## Requirements
Report how many lines of the material contain the string "paragraph". Reply with the number only.

## Data supplied

— Begin —

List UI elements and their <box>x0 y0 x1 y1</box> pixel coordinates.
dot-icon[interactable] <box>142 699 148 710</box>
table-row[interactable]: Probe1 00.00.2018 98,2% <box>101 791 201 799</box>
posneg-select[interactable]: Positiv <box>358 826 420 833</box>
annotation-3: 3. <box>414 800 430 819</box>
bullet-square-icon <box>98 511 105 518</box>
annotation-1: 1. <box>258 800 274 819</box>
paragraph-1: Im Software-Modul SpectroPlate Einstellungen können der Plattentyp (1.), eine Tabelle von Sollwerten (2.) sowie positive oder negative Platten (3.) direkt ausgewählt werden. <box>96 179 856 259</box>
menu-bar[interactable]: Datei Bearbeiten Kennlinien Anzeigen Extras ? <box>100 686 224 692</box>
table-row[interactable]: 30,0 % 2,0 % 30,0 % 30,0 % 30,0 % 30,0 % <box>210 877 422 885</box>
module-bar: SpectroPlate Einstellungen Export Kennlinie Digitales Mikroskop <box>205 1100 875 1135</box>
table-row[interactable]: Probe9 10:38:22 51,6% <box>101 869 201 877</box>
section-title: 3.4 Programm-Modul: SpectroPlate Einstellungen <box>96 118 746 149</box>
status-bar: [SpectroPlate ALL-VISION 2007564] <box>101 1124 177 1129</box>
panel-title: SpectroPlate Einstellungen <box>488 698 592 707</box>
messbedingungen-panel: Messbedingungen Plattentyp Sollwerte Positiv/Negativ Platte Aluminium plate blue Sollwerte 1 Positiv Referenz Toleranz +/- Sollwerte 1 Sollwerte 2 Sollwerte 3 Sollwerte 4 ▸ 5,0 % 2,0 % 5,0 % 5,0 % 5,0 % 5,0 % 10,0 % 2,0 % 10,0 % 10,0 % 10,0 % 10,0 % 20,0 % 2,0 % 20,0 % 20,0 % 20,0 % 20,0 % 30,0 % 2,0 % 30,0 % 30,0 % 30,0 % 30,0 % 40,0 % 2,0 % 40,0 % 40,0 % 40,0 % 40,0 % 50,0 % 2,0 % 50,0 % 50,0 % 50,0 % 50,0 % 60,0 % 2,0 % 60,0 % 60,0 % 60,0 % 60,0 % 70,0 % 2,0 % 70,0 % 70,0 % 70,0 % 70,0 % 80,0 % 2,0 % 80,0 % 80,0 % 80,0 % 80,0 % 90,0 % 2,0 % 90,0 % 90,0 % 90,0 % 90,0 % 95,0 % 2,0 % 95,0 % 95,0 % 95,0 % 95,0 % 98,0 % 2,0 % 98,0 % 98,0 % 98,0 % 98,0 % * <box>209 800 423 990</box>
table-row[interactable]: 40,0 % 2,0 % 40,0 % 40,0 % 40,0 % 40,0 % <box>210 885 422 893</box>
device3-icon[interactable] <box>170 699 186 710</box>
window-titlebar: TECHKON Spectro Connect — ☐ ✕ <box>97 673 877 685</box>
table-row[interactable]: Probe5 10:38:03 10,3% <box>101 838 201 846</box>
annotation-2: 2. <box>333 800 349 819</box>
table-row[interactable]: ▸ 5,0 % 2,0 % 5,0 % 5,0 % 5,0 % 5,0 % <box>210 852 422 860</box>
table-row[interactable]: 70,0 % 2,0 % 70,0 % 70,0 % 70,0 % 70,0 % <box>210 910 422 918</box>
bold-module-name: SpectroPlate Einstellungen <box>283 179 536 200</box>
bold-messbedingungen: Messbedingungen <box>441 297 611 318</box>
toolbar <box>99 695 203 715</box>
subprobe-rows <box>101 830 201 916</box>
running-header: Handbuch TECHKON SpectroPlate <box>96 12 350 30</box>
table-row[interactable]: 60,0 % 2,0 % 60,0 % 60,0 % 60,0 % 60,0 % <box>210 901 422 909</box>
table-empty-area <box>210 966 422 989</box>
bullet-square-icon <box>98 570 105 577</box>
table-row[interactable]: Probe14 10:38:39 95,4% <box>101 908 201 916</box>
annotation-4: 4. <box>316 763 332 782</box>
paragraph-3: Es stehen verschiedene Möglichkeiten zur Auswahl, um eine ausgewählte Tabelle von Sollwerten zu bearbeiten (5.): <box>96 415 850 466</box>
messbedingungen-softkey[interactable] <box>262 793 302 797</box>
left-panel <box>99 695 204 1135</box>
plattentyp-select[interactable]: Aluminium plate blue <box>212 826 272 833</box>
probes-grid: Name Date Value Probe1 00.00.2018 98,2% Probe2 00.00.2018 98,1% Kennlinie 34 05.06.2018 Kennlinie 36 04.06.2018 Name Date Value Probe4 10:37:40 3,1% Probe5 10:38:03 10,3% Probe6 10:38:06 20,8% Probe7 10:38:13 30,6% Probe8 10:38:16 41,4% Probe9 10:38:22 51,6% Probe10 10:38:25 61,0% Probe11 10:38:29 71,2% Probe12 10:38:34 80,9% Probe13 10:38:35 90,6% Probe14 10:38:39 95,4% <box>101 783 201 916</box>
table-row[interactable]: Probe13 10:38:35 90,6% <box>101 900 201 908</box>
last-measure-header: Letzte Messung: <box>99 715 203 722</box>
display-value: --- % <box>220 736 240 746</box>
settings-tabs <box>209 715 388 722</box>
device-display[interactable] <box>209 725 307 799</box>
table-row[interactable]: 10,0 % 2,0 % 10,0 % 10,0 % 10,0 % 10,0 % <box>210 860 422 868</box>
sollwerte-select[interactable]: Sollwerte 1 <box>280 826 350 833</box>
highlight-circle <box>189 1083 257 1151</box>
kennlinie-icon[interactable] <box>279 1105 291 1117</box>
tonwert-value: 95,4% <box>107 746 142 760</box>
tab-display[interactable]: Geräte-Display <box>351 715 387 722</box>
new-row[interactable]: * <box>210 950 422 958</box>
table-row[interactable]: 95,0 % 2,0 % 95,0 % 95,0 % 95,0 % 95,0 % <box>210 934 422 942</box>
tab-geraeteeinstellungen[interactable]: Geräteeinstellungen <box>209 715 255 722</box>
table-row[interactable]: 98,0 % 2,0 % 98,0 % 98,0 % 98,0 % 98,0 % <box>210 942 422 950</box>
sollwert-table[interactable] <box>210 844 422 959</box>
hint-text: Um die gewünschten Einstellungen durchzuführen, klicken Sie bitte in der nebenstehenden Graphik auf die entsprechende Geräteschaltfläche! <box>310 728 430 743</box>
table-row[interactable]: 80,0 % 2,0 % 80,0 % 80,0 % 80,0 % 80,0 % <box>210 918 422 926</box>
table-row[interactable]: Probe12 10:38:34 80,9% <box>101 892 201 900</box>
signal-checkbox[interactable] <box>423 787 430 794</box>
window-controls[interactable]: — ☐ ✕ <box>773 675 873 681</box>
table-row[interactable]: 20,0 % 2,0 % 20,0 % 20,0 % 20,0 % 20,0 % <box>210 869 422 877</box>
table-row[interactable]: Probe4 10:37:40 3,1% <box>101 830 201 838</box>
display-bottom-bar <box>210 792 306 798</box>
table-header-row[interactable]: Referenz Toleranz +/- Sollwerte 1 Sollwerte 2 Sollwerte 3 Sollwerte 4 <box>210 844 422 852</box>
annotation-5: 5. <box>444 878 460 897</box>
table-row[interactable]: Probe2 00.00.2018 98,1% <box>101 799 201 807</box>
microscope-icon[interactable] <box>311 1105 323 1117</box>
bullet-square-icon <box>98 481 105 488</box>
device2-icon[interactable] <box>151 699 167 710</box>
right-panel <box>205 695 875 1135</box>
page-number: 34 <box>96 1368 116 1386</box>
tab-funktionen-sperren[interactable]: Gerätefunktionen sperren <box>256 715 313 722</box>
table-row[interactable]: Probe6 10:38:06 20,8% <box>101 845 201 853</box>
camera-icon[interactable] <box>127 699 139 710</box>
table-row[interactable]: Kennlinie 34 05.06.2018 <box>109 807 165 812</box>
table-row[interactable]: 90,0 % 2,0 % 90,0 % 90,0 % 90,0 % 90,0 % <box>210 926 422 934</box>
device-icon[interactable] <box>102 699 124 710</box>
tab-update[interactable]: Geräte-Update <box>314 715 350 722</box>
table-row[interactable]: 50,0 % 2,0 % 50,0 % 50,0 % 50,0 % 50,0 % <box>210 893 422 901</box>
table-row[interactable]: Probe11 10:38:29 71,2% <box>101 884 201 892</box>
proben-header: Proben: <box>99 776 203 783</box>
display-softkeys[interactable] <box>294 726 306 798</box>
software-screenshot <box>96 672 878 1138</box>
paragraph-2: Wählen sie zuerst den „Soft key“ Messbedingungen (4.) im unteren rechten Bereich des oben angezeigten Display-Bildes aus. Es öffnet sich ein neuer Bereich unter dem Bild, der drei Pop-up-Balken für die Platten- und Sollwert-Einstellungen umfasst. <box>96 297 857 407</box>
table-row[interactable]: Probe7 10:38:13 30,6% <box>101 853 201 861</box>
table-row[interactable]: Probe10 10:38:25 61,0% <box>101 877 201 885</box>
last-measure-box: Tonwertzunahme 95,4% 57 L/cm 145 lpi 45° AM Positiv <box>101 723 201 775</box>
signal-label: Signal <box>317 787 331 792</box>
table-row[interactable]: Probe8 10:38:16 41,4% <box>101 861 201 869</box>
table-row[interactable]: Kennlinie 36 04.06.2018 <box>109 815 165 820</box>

— End —

## Reply
3